> _PROBLEM DETAILS_:
Locate all lines in the data below that hold "underlying" and show them.

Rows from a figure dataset
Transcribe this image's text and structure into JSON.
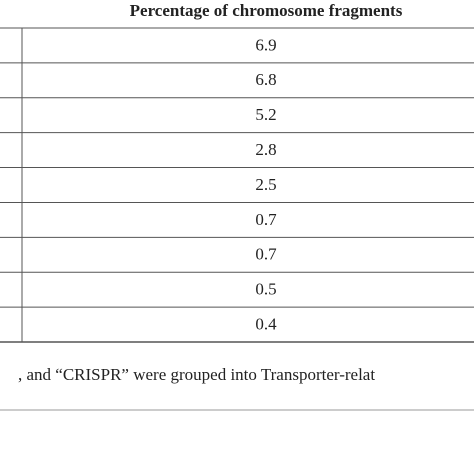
{
  "table": {
    "header": [
      "Percentage of chromosome fragments"
    ],
    "rows": [
      [
        "6.9"
      ],
      [
        "6.8"
      ],
      [
        "5.2"
      ],
      [
        "2.8"
      ],
      [
        "2.5"
      ],
      [
        "0.7"
      ],
      [
        "0.7"
      ],
      [
        "0.5"
      ],
      [
        "0.4"
      ]
    ]
  },
  "footnote": ", and “CRISPR” were grouped into Transporter-relat"
}
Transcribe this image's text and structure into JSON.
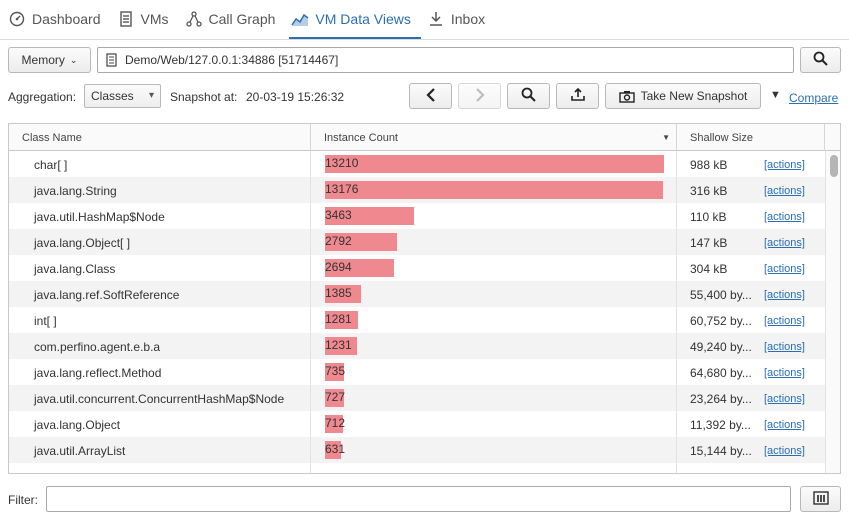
{
  "tabs": [
    {
      "label": "Dashboard",
      "icon": "dashboard-icon"
    },
    {
      "label": "VMs",
      "icon": "vms-icon"
    },
    {
      "label": "Call Graph",
      "icon": "call-graph-icon"
    },
    {
      "label": "VM Data Views",
      "icon": "vm-data-views-icon",
      "active": true
    },
    {
      "label": "Inbox",
      "icon": "inbox-icon"
    }
  ],
  "toolbar": {
    "view_selector": "Memory",
    "path": "Demo/Web/127.0.0.1:34886 [51714467]",
    "aggregation_label": "Aggregation:",
    "aggregation_value": "Classes",
    "snapshot_label": "Snapshot at:",
    "snapshot_time": "20-03-19 15:26:32",
    "take_snapshot": "Take New Snapshot",
    "compare": "Compare"
  },
  "table": {
    "columns": [
      "Class Name",
      "Instance Count",
      "Shallow Size"
    ],
    "max_count": 13210,
    "rows": [
      {
        "name": "char[ ]",
        "count": 13210,
        "size": "988 kB",
        "action": "[actions]"
      },
      {
        "name": "java.lang.String",
        "count": 13176,
        "size": "316 kB",
        "action": "[actions]"
      },
      {
        "name": "java.util.HashMap$Node",
        "count": 3463,
        "size": "110 kB",
        "action": "[actions]"
      },
      {
        "name": "java.lang.Object[ ]",
        "count": 2792,
        "size": "147 kB",
        "action": "[actions]"
      },
      {
        "name": "java.lang.Class",
        "count": 2694,
        "size": "304 kB",
        "action": "[actions]"
      },
      {
        "name": "java.lang.ref.SoftReference",
        "count": 1385,
        "size": "55,400 by...",
        "action": "[actions]"
      },
      {
        "name": "int[ ]",
        "count": 1281,
        "size": "60,752 by...",
        "action": "[actions]"
      },
      {
        "name": "com.perfino.agent.e.b.a",
        "count": 1231,
        "size": "49,240 by...",
        "action": "[actions]"
      },
      {
        "name": "java.lang.reflect.Method",
        "count": 735,
        "size": "64,680 by...",
        "action": "[actions]"
      },
      {
        "name": "java.util.concurrent.ConcurrentHashMap$Node",
        "count": 727,
        "size": "23,264 by...",
        "action": "[actions]"
      },
      {
        "name": "java.lang.Object",
        "count": 712,
        "size": "11,392 by...",
        "action": "[actions]"
      },
      {
        "name": "java.util.ArrayList",
        "count": 631,
        "size": "15,144 by...",
        "action": "[actions]"
      }
    ]
  },
  "footer": {
    "filter_label": "Filter:",
    "filter_value": ""
  }
}
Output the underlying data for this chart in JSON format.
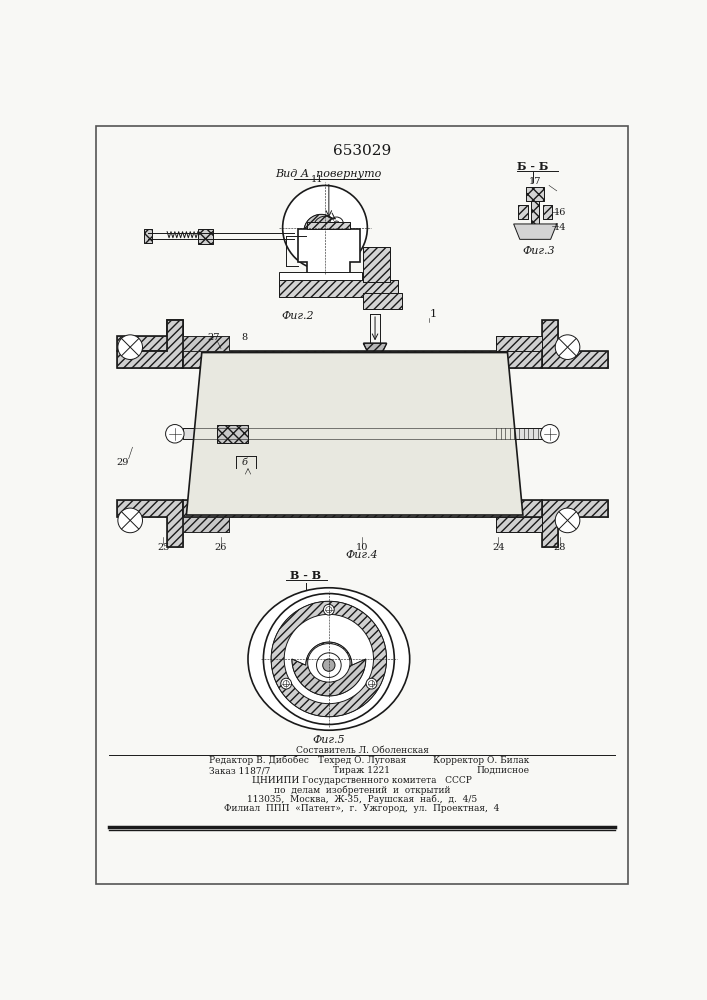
{
  "patent_number": "653029",
  "bg": "#f8f8f5",
  "lc": "#1a1a1a",
  "title_view_a": "Вид А  повернуто",
  "fig2_label": "Фиг.2",
  "fig3_label": "Фиг.3",
  "fig4_label": "Фиг.4",
  "fig5_label": "Фиг.5",
  "section_bb": "Б - Б",
  "section_vv": "В - В",
  "footer_col1_line1": "Редактор В. Дибобес",
  "footer_col1_line2": "Заказ 1187/7",
  "footer_col2_line0": "Составитель Л. Оболенская",
  "footer_col2_line1": "Техред О. Луговая",
  "footer_col2_line2": "Тираж 1221",
  "footer_col3_line1": "Корректор О. Билак",
  "footer_col3_line2": "Подписное",
  "footer_center1": "ЦНИИПИ Государственного комитета   СССР",
  "footer_center2": "по  делам  изобретений  и  открытий",
  "footer_center3": "113035,  Москва,  Ж-35,  Раушская  наб.,  д.  4/5",
  "footer_center4": "Филиал  ППП  «Патент»,  г.  Ужгород,  ул.  Проектная,  4"
}
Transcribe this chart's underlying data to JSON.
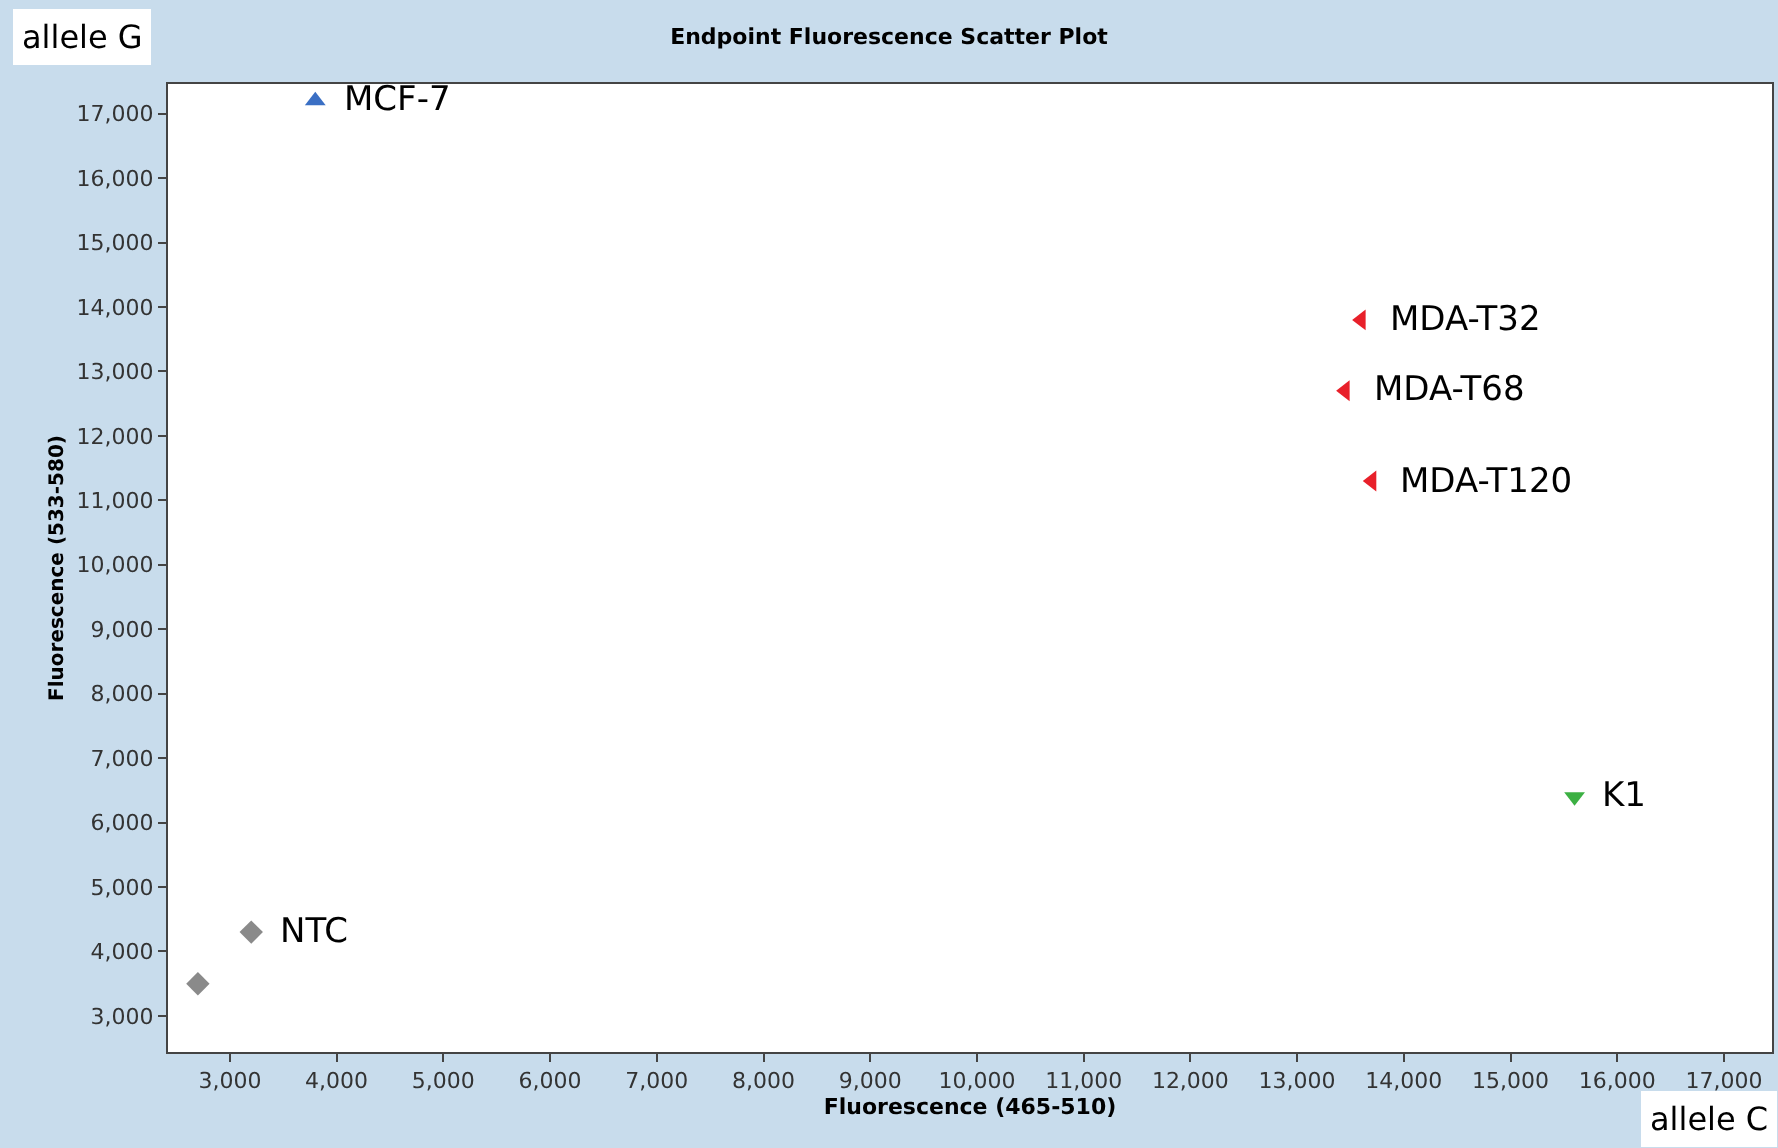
{
  "chart_data": {
    "type": "scatter",
    "title": "Endpoint Fluorescence Scatter Plot",
    "xlabel": "Fluorescence (465-510)",
    "ylabel": "Fluorescence (533-580)",
    "xlim": [
      2420,
      17450
    ],
    "ylim": [
      2440,
      17460
    ],
    "xticks": [
      {
        "value": 3000,
        "label": "3,000"
      },
      {
        "value": 4000,
        "label": "4,000"
      },
      {
        "value": 5000,
        "label": "5,000"
      },
      {
        "value": 6000,
        "label": "6,000"
      },
      {
        "value": 7000,
        "label": "7,000"
      },
      {
        "value": 8000,
        "label": "8,000"
      },
      {
        "value": 9000,
        "label": "9,000"
      },
      {
        "value": 10000,
        "label": "10,000"
      },
      {
        "value": 11000,
        "label": "11,000"
      },
      {
        "value": 12000,
        "label": "12,000"
      },
      {
        "value": 13000,
        "label": "13,000"
      },
      {
        "value": 14000,
        "label": "14,000"
      },
      {
        "value": 15000,
        "label": "15,000"
      },
      {
        "value": 16000,
        "label": "16,000"
      },
      {
        "value": 17000,
        "label": "17,000"
      }
    ],
    "yticks": [
      {
        "value": 3000,
        "label": "3,000"
      },
      {
        "value": 4000,
        "label": "4,000"
      },
      {
        "value": 5000,
        "label": "5,000"
      },
      {
        "value": 6000,
        "label": "6,000"
      },
      {
        "value": 7000,
        "label": "7,000"
      },
      {
        "value": 8000,
        "label": "8,000"
      },
      {
        "value": 9000,
        "label": "9,000"
      },
      {
        "value": 10000,
        "label": "10,000"
      },
      {
        "value": 11000,
        "label": "11,000"
      },
      {
        "value": 12000,
        "label": "12,000"
      },
      {
        "value": 13000,
        "label": "13,000"
      },
      {
        "value": 14000,
        "label": "14,000"
      },
      {
        "value": 15000,
        "label": "15,000"
      },
      {
        "value": 16000,
        "label": "16,000"
      },
      {
        "value": 17000,
        "label": "17,000"
      }
    ],
    "series": [
      {
        "color": "#3a6fc4",
        "marker": "triangle",
        "x": [
          3800
        ],
        "values": [
          17200
        ]
      },
      {
        "color": "#e8202a",
        "marker": "triangle-left",
        "x": [
          13600,
          13450,
          13700
        ],
        "values": [
          13800,
          12700,
          11300
        ]
      },
      {
        "color": "#3cb043",
        "marker": "triangle-down",
        "x": [
          15600
        ],
        "values": [
          6400
        ]
      },
      {
        "color": "#8a8a8a",
        "marker": "diamond",
        "x": [
          2700,
          3200
        ],
        "values": [
          3500,
          4300
        ]
      }
    ],
    "annotations": [
      {
        "text": "MCF-7",
        "x": 3800,
        "y": 17200
      },
      {
        "text": "MDA-T32",
        "x": 13600,
        "y": 13800
      },
      {
        "text": "MDA-T68",
        "x": 13450,
        "y": 12700
      },
      {
        "text": "MDA-T120",
        "x": 13700,
        "y": 11300
      },
      {
        "text": "K1",
        "x": 15600,
        "y": 6400
      },
      {
        "text": "NTC",
        "x": 3200,
        "y": 4300
      },
      "allele G",
      "allele C"
    ]
  }
}
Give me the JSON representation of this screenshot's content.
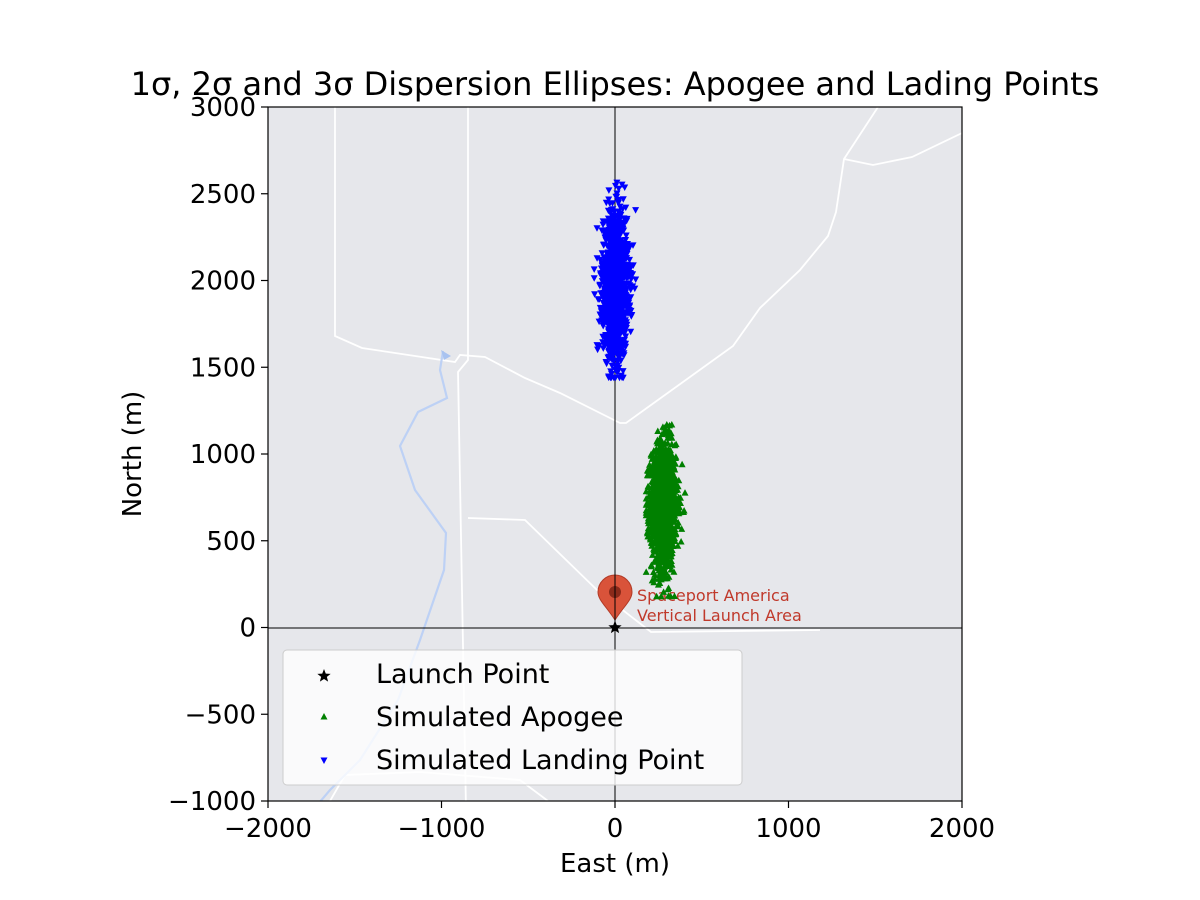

> _CORRECT OUTPUT_:
Output the underlying data for this chart in JSON format.
Transcribe this chart's underlying data to JSON.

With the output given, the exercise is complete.